Work to be completed:
Copy out each line below that has the word "قوله" in it.

Provided records:

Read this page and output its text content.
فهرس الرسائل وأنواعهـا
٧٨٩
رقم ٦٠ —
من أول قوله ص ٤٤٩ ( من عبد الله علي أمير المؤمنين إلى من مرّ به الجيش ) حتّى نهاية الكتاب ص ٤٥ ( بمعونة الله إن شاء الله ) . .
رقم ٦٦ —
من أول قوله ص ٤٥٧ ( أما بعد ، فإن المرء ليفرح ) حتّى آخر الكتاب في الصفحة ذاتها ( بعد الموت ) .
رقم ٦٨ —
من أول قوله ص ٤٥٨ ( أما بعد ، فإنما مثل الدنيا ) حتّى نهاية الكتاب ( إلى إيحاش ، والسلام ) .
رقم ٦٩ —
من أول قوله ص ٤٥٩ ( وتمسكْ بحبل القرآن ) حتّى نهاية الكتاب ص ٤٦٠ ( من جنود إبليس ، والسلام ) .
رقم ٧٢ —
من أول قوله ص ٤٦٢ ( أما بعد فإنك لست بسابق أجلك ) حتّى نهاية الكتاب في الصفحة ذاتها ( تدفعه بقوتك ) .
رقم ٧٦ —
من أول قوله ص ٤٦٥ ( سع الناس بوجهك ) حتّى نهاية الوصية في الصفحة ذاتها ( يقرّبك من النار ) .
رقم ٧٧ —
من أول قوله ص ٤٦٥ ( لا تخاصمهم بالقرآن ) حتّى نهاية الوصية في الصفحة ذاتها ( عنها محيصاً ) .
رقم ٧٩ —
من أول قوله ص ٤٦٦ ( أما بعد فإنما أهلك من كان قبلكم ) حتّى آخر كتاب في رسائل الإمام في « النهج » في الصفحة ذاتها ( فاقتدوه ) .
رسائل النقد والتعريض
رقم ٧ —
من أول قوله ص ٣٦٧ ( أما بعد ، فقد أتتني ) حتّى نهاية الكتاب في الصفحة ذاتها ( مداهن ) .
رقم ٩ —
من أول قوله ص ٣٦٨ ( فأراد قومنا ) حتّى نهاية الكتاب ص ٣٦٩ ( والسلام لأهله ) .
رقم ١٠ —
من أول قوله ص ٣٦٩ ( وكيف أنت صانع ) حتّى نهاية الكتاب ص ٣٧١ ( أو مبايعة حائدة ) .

Exercise solution:
من أول قوله ص ٤٤٩ ( من عبد الله علي أمير المؤمنين إلى من مرّ به الجيش ) حتّى نهاية الكتاب ص ٤٥ ( بمعونة الله إن شاء الله ) . .
من أول قوله ص ٤٥٧ ( أما بعد ، فإن المرء ليفرح ) حتّى آخر الكتاب في الصفحة ذاتها ( بعد الموت ) .
من أول قوله ص ٤٥٨ ( أما بعد ، فإنما مثل الدنيا ) حتّى نهاية الكتاب ( إلى إيحاش ، والسلام ) .
من أول قوله ص ٤٥٩ ( وتمسكْ بحبل القرآن ) حتّى نهاية الكتاب ص ٤٦٠ ( من جنود إبليس ، والسلام ) .
من أول قوله ص ٤٦٢ ( أما بعد فإنك لست بسابق أجلك ) حتّى نهاية الكتاب في الصفحة ذاتها ( تدفعه بقوتك ) .
من أول قوله ص ٤٦٥ ( سع الناس بوجهك ) حتّى نهاية الوصية في الصفحة ذاتها ( يقرّبك من النار ) .
من أول قوله ص ٤٦٥ ( لا تخاصمهم بالقرآن ) حتّى نهاية الوصية في الصفحة ذاتها ( عنها محيصاً ) .
من أول قوله ص ٤٦٦ ( أما بعد فإنما أهلك من كان قبلكم ) حتّى آخر كتاب في رسائل الإمام في « النهج » في الصفحة ذاتها ( فاقتدوه ) .
من أول قوله ص ٣٦٧ ( أما بعد ، فقد أتتني ) حتّى نهاية الكتاب في الصفحة ذاتها ( مداهن ) .
من أول قوله ص ٣٦٨ ( فأراد قومنا ) حتّى نهاية الكتاب ص ٣٦٩ ( والسلام لأهله ) .
من أول قوله ص ٣٦٩ ( وكيف أنت صانع ) حتّى نهاية الكتاب ص ٣٧١ ( أو مبايعة حائدة ) .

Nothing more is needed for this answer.